▶ **Set problem 1**: In the passage on web application discovery, what message might a tester get when accessing the HTTP service by its IP address alone?

--------------------------------------------------

A paramount step in testing for web application vulnerabilities is to find out which particular applications are hosted on a web server. Many applications have known vulnerabilities and known attack strategies that can be exploited in order to gain remote control or to exploit data. In addition, many applications are often misconfigured or not updated, due to the perception that they are only used "internally" and therefore no threat exists.

With the proliferation of virtual web servers, the traditional 1:1-type relationship between an IP address and a web server is losing much of its original significance. It is not uncommon to have multiple web sites or applications whose symbolic names resolve to the same IP address. This scenario is not limited to hosting environments, but also applies to ordinary corporate environments as well.


Security professionals are sometimes given a set of IP addresses as a target to test. It is arguable that this scenario is more akin to a penetration test-type engagement, but in any case it is expected that such an assignment would test all web applications accessible through this target. The problem is that the given IP address hosts an HTTP service on port 80, but if a tester should access it by specifying the IP address (which is all they know) it reports "No web server configured at this address" or a similar message. But that system could "hide" a number of web applications, associated to unrelated symbolic (DNS) names. Obviously, the extent of the analysis is deeply affected by the tester tests all applications or only tests the applications that they are aware of.


Sometimes, the target specification is richer. The tester may be given a list of IP addresses and their corresponding symbolic names. Nevertheless, this list might convey partial information, i.e., it could omit some symbolic names and the client may not even being aware of that (this is more likely to happen in large organizations).


Other issues affecting the scope of the assessment are represented by web applications published at non-obvious URLs (e.g., http://www.example.com/some-strange-URL), which are not referenced elsewhere. This may happen either by error (due to misconfigurations), or intentionally (for example, unadvertised administrative interfaces).


To address these issues, it is necessary to perform web application discovery.


Test Objectives

Enumerate the applications within scope that exist on a web server


How to Test

Black Box Testing

Web application discovery is a process aimed at identifying web applications on a given infrastructure. The latter is usually specified as a set of IP addresses (maybe a net block), but may consist of a set of DNS symbolic names or a mix of the two. This information is handed out prior to the execution of an assessment, be it a classic-style penetration test or an application-focused assessment. In both cases, unless the rules of engagement specify otherwise (e.g., “test only the application located at the URL http://www.example.com/”), the assessment should strive to be the most comprehensive in scope, i.e. it should identify all the applications accessible through the given target. The following examples examine a few techniques that can be employed to achieve this goal.


Note: Some of the following techniques apply to Internet-facing web servers, namely DNS and reverse-IP web-based search services and the use of search engines. Examples make use of private IP addresses (such as 192.168.1.100), which, unless indicated otherwise, represent generic IP addresses and are used only for anonymity purposes.


There are three factors influencing how many applications are related to a given DNS name (or an IP address):

1. Different base URL
The obvious entry point for a web application is www.example.com, i.e., with this shorthand notation we think of the web application originating at http://www.example.com/ (the same applies for https). However, even though this is the most common situation, there is nothing forcing the application to start at “/”.

--------------------------------------------------

▶ **Set problem 2**: Return the records verbatim, from the start of the records through the line that contains "correct-count: 答对 0人（0.0%）: [70, 1608, 339, 1644]", including both of those ends.

▶ **Data listing**:
--------------------------------------------------

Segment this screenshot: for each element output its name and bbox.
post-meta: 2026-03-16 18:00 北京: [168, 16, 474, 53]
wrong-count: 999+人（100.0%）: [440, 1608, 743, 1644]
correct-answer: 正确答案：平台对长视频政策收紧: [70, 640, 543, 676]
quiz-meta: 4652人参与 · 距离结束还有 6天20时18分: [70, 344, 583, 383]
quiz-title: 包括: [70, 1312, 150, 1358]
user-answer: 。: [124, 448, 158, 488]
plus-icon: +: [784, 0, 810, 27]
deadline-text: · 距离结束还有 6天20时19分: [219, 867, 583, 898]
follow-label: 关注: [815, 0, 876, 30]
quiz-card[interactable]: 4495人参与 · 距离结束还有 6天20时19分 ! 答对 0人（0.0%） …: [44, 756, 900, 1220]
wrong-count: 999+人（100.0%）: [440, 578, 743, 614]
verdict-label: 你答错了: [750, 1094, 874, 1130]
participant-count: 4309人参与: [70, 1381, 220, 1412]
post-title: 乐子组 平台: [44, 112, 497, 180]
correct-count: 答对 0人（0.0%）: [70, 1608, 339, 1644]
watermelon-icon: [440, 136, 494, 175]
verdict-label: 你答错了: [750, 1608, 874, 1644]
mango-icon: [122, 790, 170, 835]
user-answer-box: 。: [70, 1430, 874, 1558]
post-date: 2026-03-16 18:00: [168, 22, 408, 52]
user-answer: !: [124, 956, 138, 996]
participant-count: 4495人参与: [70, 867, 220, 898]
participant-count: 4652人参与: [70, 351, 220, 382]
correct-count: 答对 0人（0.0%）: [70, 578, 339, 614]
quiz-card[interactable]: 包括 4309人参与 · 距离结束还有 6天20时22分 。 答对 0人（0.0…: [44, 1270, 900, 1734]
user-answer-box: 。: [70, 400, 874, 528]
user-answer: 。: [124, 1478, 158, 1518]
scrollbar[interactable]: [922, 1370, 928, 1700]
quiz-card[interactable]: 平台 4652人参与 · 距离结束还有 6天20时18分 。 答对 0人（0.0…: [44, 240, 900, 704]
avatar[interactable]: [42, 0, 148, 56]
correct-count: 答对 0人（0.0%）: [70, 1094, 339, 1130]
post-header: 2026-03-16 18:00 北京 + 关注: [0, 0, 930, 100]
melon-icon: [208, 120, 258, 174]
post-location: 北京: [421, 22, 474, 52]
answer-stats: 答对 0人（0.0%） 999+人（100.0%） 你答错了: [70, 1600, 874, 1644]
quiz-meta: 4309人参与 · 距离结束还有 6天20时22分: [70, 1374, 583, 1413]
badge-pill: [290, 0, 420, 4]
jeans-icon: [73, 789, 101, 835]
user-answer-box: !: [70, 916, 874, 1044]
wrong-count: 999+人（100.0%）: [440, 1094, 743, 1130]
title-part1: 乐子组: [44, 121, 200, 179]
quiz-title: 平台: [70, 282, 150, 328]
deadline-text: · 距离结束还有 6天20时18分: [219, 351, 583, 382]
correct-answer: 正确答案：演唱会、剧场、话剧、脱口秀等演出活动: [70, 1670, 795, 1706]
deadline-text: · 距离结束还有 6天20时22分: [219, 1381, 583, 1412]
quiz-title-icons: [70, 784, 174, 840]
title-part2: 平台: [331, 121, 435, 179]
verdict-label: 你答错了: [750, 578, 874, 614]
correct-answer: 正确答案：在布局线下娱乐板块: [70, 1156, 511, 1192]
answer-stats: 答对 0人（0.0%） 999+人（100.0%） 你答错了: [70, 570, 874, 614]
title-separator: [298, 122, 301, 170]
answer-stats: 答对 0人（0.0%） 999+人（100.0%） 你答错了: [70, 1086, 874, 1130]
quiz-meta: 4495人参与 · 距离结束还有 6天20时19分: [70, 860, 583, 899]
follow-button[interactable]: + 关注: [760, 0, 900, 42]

--------------------------------------------------

▶ **Correct output 1**: "No web server configured at this address," or a similar message.

▶ **Correct output 2**:
Segment this screenshot: for each element output its name and bbox.
post-meta: 2026-03-16 18:00 北京: [168, 16, 474, 53]
wrong-count: 999+人（100.0%）: [440, 1608, 743, 1644]
correct-answer: 正确答案：平台对长视频政策收紧: [70, 640, 543, 676]
quiz-meta: 4652人参与 · 距离结束还有 6天20时18分: [70, 344, 583, 383]
quiz-title: 包括: [70, 1312, 150, 1358]
user-answer: 。: [124, 448, 158, 488]
plus-icon: +: [784, 0, 810, 27]
deadline-text: · 距离结束还有 6天20时19分: [219, 867, 583, 898]
follow-label: 关注: [815, 0, 876, 30]
quiz-card[interactable]: 4495人参与 · 距离结束还有 6天20时19分 ! 答对 0人（0.0%） …: [44, 756, 900, 1220]
wrong-count: 999+人（100.0%）: [440, 578, 743, 614]
verdict-label: 你答错了: [750, 1094, 874, 1130]
participant-count: 4309人参与: [70, 1381, 220, 1412]
post-title: 乐子组 平台: [44, 112, 497, 180]
correct-count: 答对 0人（0.0%）: [70, 1608, 339, 1644]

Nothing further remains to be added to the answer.